Entries with figure data:
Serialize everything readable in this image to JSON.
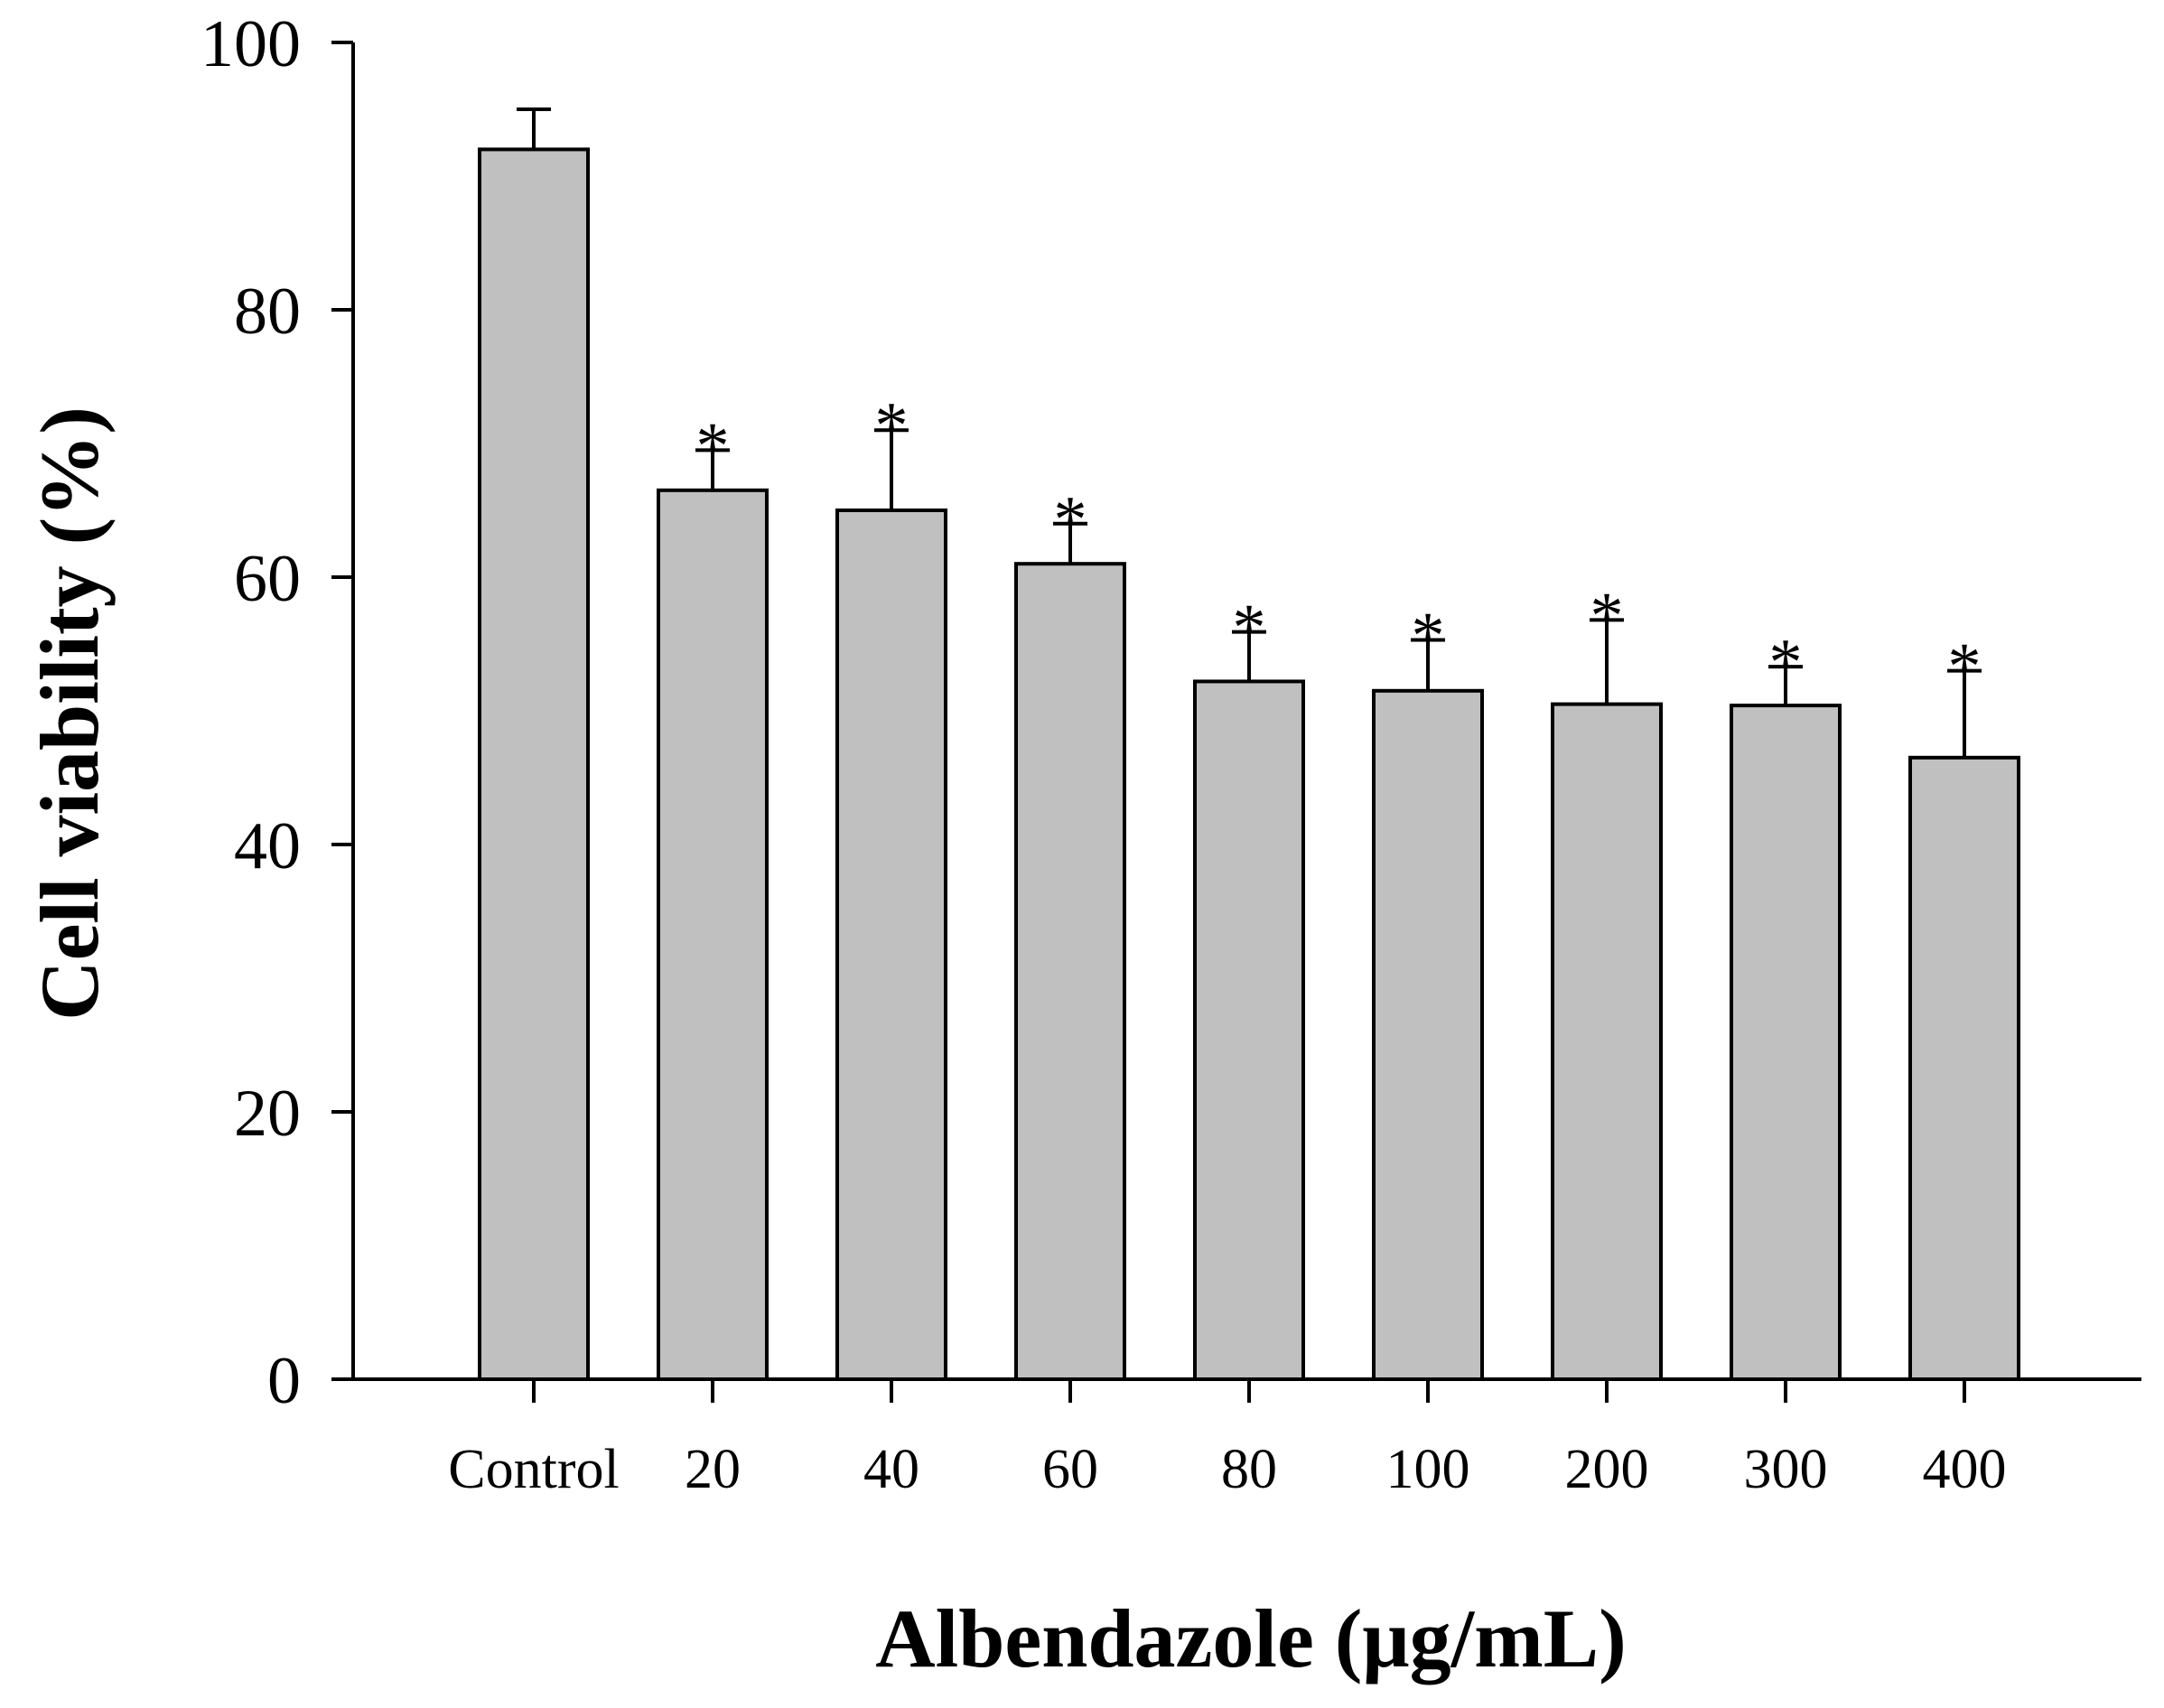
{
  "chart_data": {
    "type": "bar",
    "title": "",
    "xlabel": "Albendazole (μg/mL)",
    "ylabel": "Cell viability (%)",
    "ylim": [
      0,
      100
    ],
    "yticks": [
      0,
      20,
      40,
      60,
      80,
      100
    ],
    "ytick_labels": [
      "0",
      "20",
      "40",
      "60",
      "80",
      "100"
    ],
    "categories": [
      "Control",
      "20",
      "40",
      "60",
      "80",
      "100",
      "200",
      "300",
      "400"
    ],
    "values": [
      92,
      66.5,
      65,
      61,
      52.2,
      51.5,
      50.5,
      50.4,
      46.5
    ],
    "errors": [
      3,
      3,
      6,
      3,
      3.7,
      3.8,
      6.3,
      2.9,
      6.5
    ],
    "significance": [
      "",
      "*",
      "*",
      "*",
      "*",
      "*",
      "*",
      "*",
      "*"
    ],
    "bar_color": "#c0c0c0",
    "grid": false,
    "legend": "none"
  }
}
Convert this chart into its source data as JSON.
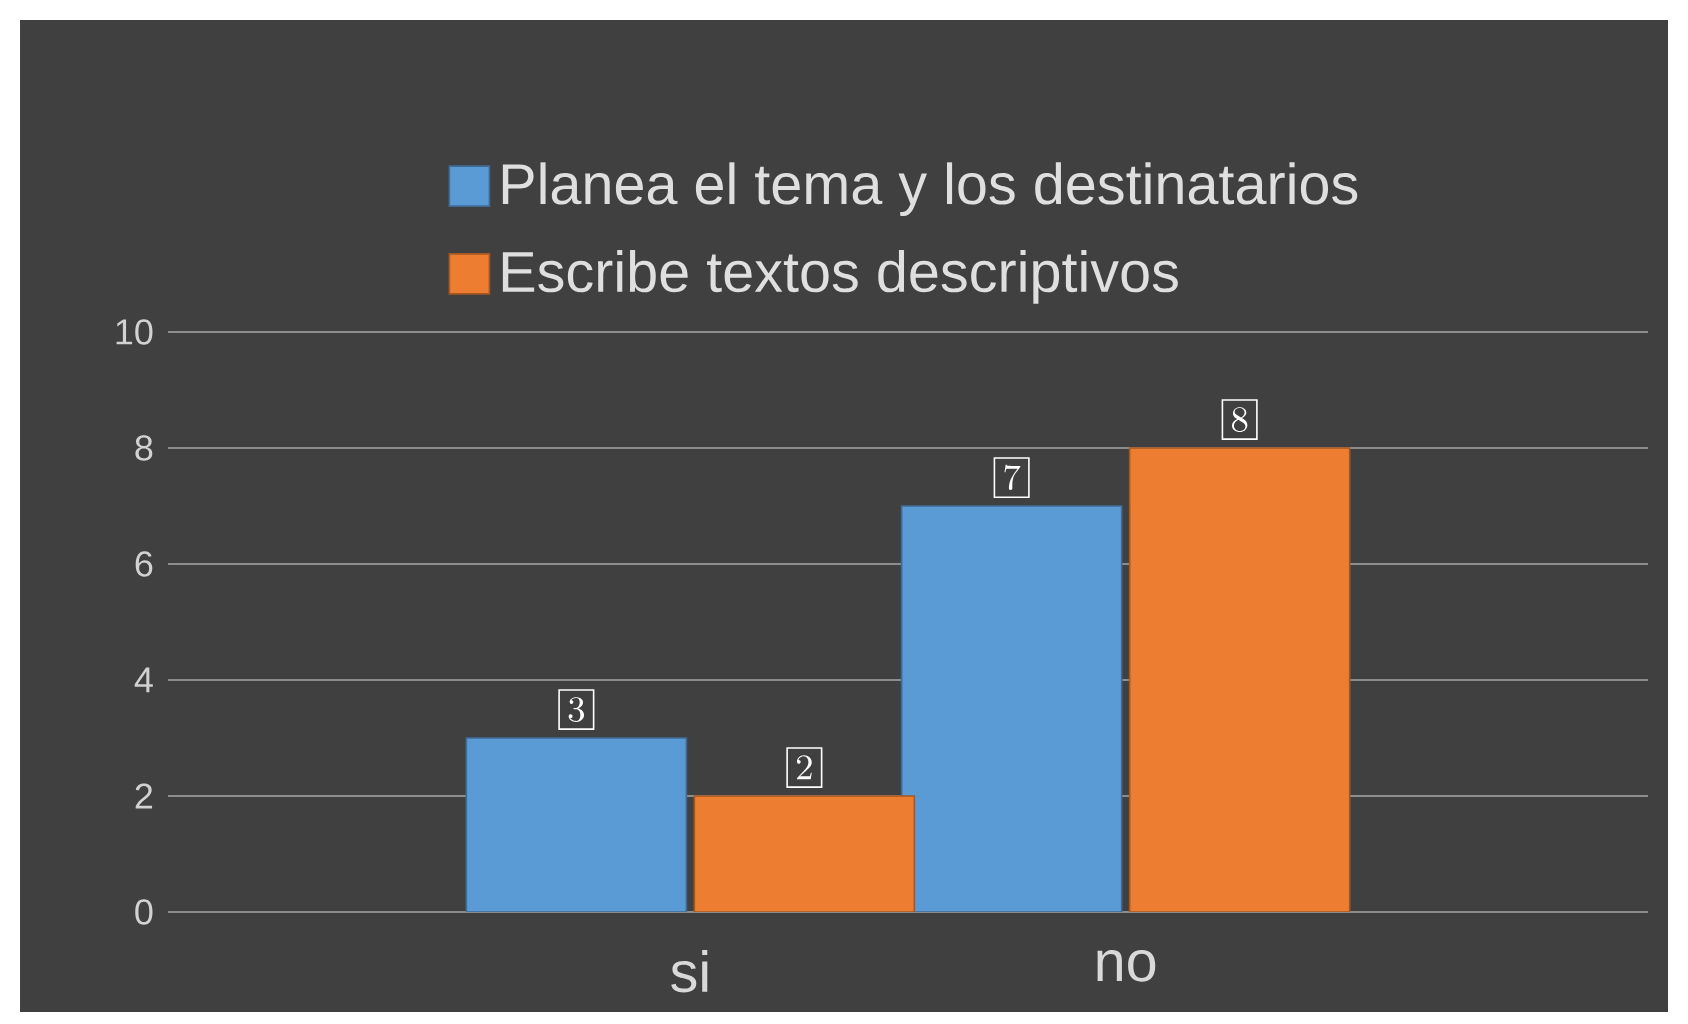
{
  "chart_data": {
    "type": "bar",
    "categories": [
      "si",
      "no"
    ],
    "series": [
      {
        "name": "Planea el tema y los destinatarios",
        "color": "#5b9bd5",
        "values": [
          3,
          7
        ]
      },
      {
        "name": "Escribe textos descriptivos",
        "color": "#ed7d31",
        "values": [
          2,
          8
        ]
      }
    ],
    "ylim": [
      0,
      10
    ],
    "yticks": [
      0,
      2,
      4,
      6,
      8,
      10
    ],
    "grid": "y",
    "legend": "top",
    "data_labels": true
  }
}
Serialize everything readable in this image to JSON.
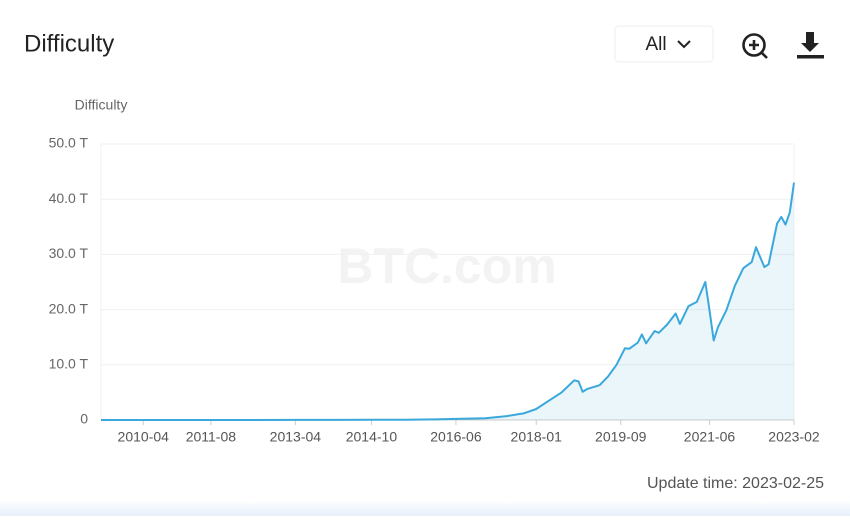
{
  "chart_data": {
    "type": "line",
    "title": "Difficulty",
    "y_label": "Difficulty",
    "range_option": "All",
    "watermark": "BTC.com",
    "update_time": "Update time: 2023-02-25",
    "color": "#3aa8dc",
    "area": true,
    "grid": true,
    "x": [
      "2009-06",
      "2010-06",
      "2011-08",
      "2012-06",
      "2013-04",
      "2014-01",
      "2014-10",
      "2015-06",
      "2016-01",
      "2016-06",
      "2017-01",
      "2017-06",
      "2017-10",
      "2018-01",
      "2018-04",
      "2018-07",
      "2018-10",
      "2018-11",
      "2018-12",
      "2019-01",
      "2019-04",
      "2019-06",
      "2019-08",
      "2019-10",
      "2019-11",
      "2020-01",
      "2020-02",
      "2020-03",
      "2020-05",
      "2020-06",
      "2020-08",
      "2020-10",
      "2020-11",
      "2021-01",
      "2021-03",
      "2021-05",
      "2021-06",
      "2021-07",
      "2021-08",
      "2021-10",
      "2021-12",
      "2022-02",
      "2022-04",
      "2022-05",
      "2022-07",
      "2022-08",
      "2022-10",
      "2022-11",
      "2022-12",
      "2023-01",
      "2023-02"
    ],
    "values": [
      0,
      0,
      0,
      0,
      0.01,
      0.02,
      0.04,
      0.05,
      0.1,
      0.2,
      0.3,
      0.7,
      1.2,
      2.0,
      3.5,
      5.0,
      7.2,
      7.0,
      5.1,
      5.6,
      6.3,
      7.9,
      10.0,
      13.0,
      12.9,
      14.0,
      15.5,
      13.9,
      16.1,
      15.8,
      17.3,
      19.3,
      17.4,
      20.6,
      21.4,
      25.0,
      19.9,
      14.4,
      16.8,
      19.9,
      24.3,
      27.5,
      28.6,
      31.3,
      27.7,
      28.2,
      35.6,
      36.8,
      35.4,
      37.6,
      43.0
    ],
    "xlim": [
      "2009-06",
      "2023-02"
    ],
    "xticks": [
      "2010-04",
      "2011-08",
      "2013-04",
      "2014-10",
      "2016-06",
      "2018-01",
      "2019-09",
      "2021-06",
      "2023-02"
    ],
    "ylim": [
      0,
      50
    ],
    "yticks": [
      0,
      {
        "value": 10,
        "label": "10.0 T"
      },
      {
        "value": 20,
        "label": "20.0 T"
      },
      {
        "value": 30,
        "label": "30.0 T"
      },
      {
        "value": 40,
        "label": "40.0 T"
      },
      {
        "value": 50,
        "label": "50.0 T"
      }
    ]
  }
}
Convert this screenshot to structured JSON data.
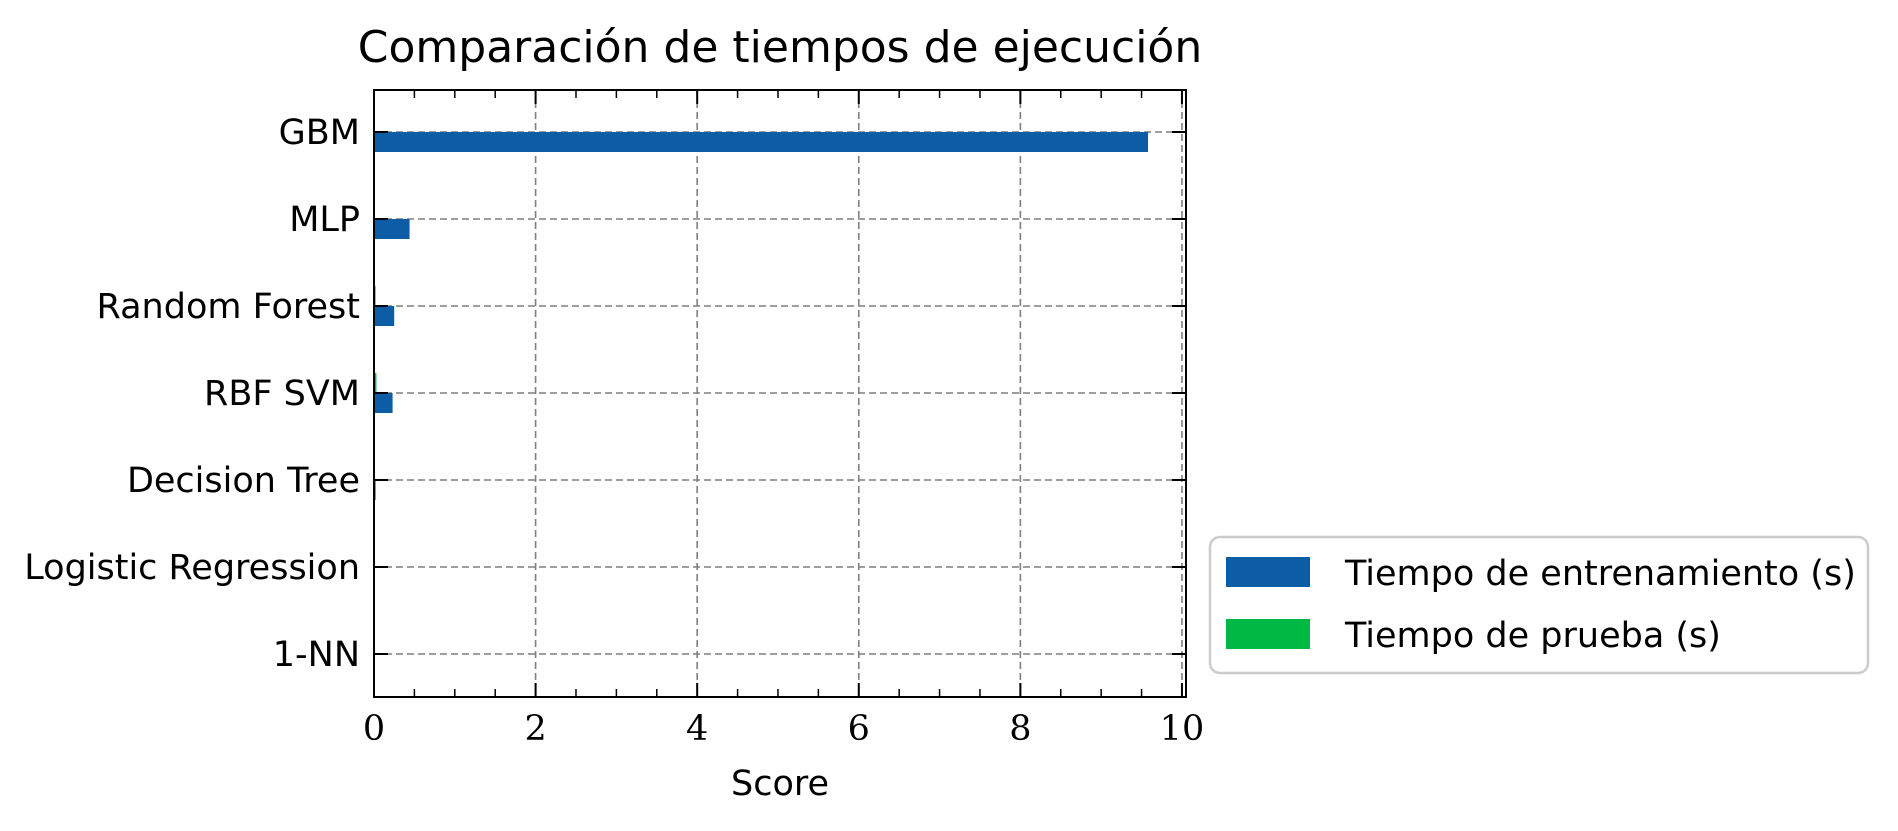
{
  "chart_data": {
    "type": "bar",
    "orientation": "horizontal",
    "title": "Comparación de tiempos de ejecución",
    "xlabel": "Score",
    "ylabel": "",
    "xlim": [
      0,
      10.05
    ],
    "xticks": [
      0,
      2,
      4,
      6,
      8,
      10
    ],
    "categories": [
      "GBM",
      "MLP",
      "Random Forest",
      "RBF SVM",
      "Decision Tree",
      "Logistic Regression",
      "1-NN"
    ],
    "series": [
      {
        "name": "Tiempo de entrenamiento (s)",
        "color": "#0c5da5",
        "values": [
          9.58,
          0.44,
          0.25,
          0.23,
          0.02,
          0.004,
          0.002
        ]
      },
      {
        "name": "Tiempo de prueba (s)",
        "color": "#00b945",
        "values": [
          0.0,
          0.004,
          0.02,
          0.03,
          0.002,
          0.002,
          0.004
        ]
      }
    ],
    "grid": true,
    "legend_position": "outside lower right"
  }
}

**What to work on:** Looking at the records above, report how many lines contain the word "true". Answer with the number only.

**Answer to this exercise:** 4